Zorunlu eğitim, hem yeni öğretmen ihtiyacı hem de fiziki alan ihtiyacından dolayı bütçeye ek yükler getirmiştir. “Hiçbir şey olamıyorsan öğretmen ol” anlayışıyla her yerde rastgele açılan eğitim fakültelerinden vizyonsuz ve misyonsuz bir eğitimden geçen, kendilerinin temel sorunlarını halledemeyen öğretmenler, lise çağındaki delikanlılar karşısında sınıf hâkimiyetini sağlamayarak yetersiz kalmışlardır. Öğrencilik yıllarının çoğunu kafelerde geçirerek mezun olan öğretmen adaylarıyla ülkemizin geleceğini emanet edeceğimiz, ufku açık, donanımlı nesiller yetiştiremeyiz.

• Satırlar:

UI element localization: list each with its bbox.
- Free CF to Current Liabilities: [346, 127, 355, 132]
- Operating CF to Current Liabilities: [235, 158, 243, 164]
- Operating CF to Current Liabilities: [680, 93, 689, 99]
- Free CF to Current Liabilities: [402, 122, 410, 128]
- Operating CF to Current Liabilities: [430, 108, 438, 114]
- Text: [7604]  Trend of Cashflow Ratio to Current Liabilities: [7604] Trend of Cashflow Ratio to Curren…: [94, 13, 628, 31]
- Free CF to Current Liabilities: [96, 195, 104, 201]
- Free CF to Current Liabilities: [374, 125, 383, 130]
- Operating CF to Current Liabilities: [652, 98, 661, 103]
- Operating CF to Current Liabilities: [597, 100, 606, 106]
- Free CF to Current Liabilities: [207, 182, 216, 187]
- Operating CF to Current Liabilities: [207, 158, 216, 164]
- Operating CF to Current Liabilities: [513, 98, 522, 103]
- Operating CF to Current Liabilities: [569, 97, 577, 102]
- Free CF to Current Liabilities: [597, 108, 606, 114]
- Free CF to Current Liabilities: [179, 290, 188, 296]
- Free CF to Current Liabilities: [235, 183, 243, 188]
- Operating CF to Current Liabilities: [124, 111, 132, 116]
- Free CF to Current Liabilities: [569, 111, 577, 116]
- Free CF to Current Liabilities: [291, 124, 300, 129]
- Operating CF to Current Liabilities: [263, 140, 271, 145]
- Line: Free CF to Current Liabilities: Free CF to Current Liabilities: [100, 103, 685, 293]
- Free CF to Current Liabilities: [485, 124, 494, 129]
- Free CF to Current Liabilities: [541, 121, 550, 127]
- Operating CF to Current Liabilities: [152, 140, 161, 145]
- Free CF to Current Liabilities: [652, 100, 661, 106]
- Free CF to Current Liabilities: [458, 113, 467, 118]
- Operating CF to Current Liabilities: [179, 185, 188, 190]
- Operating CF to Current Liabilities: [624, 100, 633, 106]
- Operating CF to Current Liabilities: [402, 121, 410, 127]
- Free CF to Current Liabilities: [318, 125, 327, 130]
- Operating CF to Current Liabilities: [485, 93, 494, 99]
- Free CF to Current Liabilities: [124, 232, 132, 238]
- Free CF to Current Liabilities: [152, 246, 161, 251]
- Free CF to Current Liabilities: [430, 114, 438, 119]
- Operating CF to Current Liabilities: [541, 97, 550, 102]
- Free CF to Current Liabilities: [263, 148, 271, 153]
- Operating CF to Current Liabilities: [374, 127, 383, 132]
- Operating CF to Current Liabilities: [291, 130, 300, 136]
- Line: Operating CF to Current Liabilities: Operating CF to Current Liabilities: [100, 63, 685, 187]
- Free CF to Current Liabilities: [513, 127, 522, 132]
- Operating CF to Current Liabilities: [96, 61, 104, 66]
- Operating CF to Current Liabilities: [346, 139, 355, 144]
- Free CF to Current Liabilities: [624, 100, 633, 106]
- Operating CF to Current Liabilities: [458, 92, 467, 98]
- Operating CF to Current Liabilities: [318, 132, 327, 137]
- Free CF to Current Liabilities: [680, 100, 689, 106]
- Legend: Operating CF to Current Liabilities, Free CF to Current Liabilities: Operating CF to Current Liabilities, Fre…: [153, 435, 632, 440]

• Görev 1: Kaynak metne göre zorunlu eğitim, bütçeye hangi iki ihtiyaç nedeniyle ek yük getirmiştir?
• Görev 2: Kaynak metnin "Zorunlu eğitim, hem" sözcüklerini içeren yerinden başlayıp "donanımlı nesiller yetiştiremeyiz." sözcüklerinden sonra biten bölümünü hiçbir değişiklik yapmadan yazdırınız.

• Beklenen Yanıt 1: Yeni öğretmen ihtiyacı ve fiziki alan ihtiyacı.

• Beklenen Yanıt 2:
Zorunlu eğitim, hem yeni öğretmen ihtiyacı hem de fiziki alan ihtiyacından dolayı bütçeye ek yükler getirmiştir. “Hiçbir şey olamıyorsan öğretmen ol” anlayışıyla her yerde rastgele açılan eğitim fakültelerinden vizyonsuz ve misyonsuz bir eğitimden geçen, kendilerinin temel sorunlarını halledemeyen öğretmenler, lise çağındaki delikanlılar karşısında sınıf hâkimiyetini sağlamayarak yetersiz kalmışlardır. Öğrencilik yıllarının çoğunu kafelerde geçirerek mezun olan öğretmen adaylarıyla ülkemizin geleceğini emanet edeceğimiz, ufku açık, donanımlı nesiller yetiştiremeyiz.